[BEGIN]

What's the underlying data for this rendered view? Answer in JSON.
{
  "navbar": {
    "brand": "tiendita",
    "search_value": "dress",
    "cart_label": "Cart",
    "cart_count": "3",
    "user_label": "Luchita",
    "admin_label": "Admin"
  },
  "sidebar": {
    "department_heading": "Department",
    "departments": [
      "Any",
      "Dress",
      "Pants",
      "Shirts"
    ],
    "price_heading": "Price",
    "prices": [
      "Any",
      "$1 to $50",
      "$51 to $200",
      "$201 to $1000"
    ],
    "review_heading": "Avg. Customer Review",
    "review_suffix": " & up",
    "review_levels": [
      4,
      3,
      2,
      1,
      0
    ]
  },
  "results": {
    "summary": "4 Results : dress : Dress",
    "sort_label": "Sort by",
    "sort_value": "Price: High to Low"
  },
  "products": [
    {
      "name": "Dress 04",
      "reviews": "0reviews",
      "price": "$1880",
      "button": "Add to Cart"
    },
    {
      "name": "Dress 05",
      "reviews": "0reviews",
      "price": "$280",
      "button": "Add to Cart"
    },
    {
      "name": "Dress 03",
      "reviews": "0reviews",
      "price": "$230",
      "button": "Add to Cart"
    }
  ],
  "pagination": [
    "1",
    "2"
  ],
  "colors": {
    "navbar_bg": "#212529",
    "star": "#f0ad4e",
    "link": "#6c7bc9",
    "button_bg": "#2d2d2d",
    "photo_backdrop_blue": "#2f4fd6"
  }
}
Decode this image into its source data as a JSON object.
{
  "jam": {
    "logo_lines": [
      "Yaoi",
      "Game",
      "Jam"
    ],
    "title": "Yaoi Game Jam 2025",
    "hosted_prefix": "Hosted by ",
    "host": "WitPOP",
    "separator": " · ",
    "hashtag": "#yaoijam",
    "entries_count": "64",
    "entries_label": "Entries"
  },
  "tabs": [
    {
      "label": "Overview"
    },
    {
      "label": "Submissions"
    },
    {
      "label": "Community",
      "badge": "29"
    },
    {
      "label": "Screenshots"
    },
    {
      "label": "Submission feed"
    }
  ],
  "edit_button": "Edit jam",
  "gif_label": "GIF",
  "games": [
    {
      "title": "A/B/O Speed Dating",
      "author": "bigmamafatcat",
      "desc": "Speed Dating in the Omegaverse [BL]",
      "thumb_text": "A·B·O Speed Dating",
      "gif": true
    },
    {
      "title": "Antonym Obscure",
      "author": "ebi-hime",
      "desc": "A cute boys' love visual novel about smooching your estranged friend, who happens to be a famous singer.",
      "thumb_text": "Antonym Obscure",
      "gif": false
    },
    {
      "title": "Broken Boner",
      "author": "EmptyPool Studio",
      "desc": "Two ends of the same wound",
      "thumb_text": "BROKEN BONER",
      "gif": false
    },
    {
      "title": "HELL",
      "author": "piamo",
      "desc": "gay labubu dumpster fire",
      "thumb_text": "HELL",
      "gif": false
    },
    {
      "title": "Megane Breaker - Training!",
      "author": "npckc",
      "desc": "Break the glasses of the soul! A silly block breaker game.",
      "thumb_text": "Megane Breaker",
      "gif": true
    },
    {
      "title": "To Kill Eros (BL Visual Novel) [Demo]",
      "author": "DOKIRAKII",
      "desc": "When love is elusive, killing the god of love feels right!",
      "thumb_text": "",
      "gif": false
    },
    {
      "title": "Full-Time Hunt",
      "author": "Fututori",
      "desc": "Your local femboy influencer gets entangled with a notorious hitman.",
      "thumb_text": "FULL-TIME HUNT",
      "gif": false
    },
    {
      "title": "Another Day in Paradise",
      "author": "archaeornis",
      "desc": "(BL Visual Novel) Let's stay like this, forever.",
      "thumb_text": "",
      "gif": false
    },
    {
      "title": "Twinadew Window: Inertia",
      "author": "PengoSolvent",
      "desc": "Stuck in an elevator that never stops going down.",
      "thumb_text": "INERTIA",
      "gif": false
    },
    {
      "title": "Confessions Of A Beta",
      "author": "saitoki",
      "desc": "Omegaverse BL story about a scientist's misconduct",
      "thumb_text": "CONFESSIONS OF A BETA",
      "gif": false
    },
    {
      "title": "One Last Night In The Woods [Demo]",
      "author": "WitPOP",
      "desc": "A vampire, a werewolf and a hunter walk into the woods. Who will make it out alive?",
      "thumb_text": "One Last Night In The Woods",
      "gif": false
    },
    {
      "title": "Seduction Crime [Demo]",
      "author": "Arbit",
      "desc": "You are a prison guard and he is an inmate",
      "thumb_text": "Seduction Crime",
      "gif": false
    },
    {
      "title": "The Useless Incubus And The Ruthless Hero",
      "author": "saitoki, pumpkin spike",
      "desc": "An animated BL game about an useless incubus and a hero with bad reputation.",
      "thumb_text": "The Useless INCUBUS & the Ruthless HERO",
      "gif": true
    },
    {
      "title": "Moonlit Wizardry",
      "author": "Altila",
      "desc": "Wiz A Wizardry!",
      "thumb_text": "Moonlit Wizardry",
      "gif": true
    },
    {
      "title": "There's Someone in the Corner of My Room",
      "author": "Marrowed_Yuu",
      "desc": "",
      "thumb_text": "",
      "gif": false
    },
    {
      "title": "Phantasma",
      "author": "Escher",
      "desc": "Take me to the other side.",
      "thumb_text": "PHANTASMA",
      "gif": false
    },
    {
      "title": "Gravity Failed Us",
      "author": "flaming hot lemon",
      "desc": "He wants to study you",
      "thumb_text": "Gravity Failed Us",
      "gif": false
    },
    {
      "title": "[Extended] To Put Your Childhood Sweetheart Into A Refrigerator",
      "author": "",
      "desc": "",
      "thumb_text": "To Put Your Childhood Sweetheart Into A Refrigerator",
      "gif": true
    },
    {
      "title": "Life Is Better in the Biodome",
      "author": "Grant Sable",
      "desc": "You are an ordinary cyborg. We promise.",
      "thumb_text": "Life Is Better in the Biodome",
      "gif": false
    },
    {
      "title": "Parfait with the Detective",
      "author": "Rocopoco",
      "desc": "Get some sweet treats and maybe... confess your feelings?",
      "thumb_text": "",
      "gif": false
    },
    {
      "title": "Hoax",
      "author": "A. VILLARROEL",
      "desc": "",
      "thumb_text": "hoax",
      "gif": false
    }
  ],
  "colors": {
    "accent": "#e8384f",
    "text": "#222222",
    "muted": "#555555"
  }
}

[END]

▸ Job: Scan the entries above. Copy each line that has the string "Gravity".

▸ Problem solution:
      "title": "Gravity Failed Us",
      "thumb_text": "Gravity Failed Us",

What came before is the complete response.